Records follow. Copy every line with "qemail".

_Dataset records_
>> start

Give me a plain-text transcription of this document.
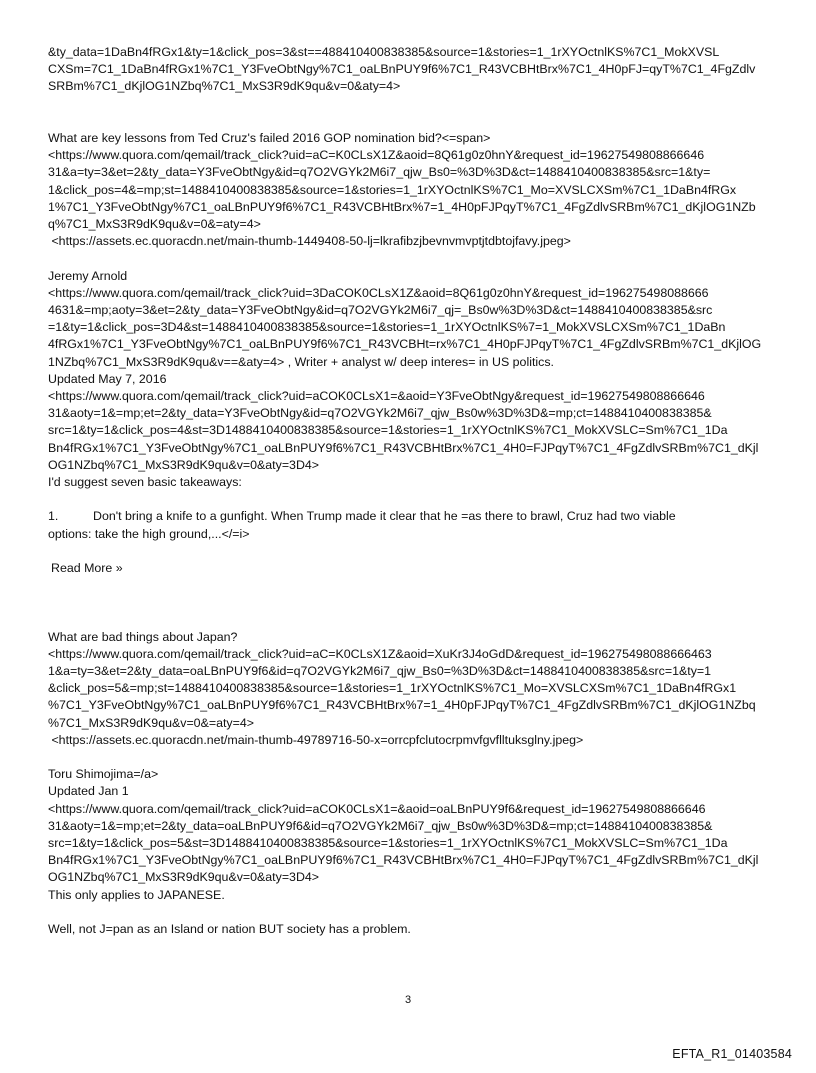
&ty_data=1DaBn4fRGx1&ty=1&click_pos=3&st==488410400838385&source=1&stories=1_1rXYOctnlKS%7C1_MokXVSL
CXSm=7C1_1DaBn4fRGx1%7C1_Y3FveObtNgy%7C1_oaLBnPUY9f6%7C1_R43VCBHtBrx%7C1_4H0pFJ=qyT%7C1_4FgZdlv
SRBm%7C1_dKjlOG1NZbq%7C1_MxS3R9dK9qu&v=0&aty=4>
What are key lessons from Ted Cruz's failed 2016 GOP nomination bid?<=span>
<https://www.quora.com/qemail/track_click?uid=aC=K0CLsX1Z&aoid=8Q61g0z0hnY&request_id=19627549808866646
31&a=ty=3&et=2&ty_data=Y3FveObtNgy&id=q7O2VGYk2M6i7_qjw_Bs0=%3D%3D&ct=1488410400838385&src=1&ty=
1&click_pos=4&=mp;st=1488410400838385&source=1&stories=1_1rXYOctnlKS%7C1_Mo=XVSLCXSm%7C1_1DaBn4fRGx
1%7C1_Y3FveObtNgy%7C1_oaLBnPUY9f6%7C1_R43VCBHtBrx%7=1_4H0pFJPqyT%7C1_4FgZdlvSRBm%7C1_dKjlOG1NZb
q%7C1_MxS3R9dK9qu&v=0&=aty=4>
<https://assets.ec.quoracdn.net/main-thumb-1449408-50-lj=lkrafibzjbevnvmvptjtdbtojfavy.jpeg>
Jeremy Arnold
<https://www.quora.com/qemail/track_click?uid=3DaCOK0CLsX1Z&aoid=8Q61g0z0hnY&request_id=196275498088666
4631&=mp;aoty=3&et=2&ty_data=Y3FveObtNgy&id=q7O2VGYk2M6i7_qj=_Bs0w%3D%3D&ct=1488410400838385&src
=1&ty=1&click_pos=3D4&st=1488410400838385&source=1&stories=1_1rXYOctnlKS%7=1_MokXVSLCXSm%7C1_1DaBn
4fRGx1%7C1_Y3FveObtNgy%7C1_oaLBnPUY9f6%7C1_R43VCBHt=rx%7C1_4H0pFJPqyT%7C1_4FgZdlvSRBm%7C1_dKjlOG
1NZbq%7C1_MxS3R9dK9qu&v==&aty=4> , Writer + analyst w/ deep interes= in US politics.
Updated May 7, 2016
<https://www.quora.com/qemail/track_click?uid=aCOK0CLsX1=&aoid=Y3FveObtNgy&request_id=19627549808866646
31&aoty=1&=mp;et=2&ty_data=Y3FveObtNgy&id=q7O2VGYk2M6i7_qjw_Bs0w%3D%3D&=mp;ct=1488410400838385&
src=1&ty=1&click_pos=4&st=3D1488410400838385&source=1&stories=1_1rXYOctnlKS%7C1_MokXVSLC=Sm%7C1_1Da
Bn4fRGx1%7C1_Y3FveObtNgy%7C1_oaLBnPUY9f6%7C1_R43VCBHtBrx%7C1_4H0=FJPqyT%7C1_4FgZdlvSRBm%7C1_dKjl
OG1NZbq%7C1_MxS3R9dK9qu&v=0&aty=3D4>
I'd suggest seven basic takeaways:
1.	Don't bring a knife to a gunfight. When Trump made it clear that he =as there to brawl, Cruz had two viable
options: take the high ground,...</=i>
Read More »
What are bad things about Japan?
<https://www.quora.com/qemail/track_click?uid=aC=K0CLsX1Z&aoid=XuKr3J4oGdD&request_id=196275498088666463
1&a=ty=3&et=2&ty_data=oaLBnPUY9f6&id=q7O2VGYk2M6i7_qjw_Bs0=%3D%3D&ct=1488410400838385&src=1&ty=1
&click_pos=5&=mp;st=1488410400838385&source=1&stories=1_1rXYOctnlKS%7C1_Mo=XVSLCXSm%7C1_1DaBn4fRGx1
%7C1_Y3FveObtNgy%7C1_oaLBnPUY9f6%7C1_R43VCBHtBrx%7=1_4H0pFJPqyT%7C1_4FgZdlvSRBm%7C1_dKjlOG1NZbq
%7C1_MxS3R9dK9qu&v=0&=aty=4>
<https://assets.ec.quoracdn.net/main-thumb-49789716-50-x=orrcpfclutocrpmvfgvflltuksglny.jpeg>
Toru Shimojima=/a>
Updated Jan 1
<https://www.quora.com/qemail/track_click?uid=aCOK0CLsX1=&aoid=oaLBnPUY9f6&request_id=19627549808866646
31&aoty=1&=mp;et=2&ty_data=oaLBnPUY9f6&id=q7O2VGYk2M6i7_qjw_Bs0w%3D%3D&=mp;ct=1488410400838385&
src=1&ty=1&click_pos=5&st=3D1488410400838385&source=1&stories=1_1rXYOctnlKS%7C1_MokXVSLC=Sm%7C1_1Da
Bn4fRGx1%7C1_Y3FveObtNgy%7C1_oaLBnPUY9f6%7C1_R43VCBHtBrx%7C1_4H0=FJPqyT%7C1_4FgZdlvSRBm%7C1_dKjl
OG1NZbq%7C1_MxS3R9dK9qu&v=0&aty=3D4>
This only applies to JAPANESE.
Well, not J=pan as an Island or nation BUT society has a problem.
3
EFTA_R1_01403584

>> end

_Output of the task_
<https://www.quora.com/qemail/track_click?uid=aC=K0CLsX1Z&aoid=8Q61g0z0hnY&request_id=19627549808866646
<https://www.quora.com/qemail/track_click?uid=3DaCOK0CLsX1Z&aoid=8Q61g0z0hnY&request_id=196275498088666
<https://www.quora.com/qemail/track_click?uid=aCOK0CLsX1=&aoid=Y3FveObtNgy&request_id=19627549808866646
<https://www.quora.com/qemail/track_click?uid=aC=K0CLsX1Z&aoid=XuKr3J4oGdD&request_id=196275498088666463
<https://www.quora.com/qemail/track_click?uid=aCOK0CLsX1=&aoid=oaLBnPUY9f6&request_id=19627549808866646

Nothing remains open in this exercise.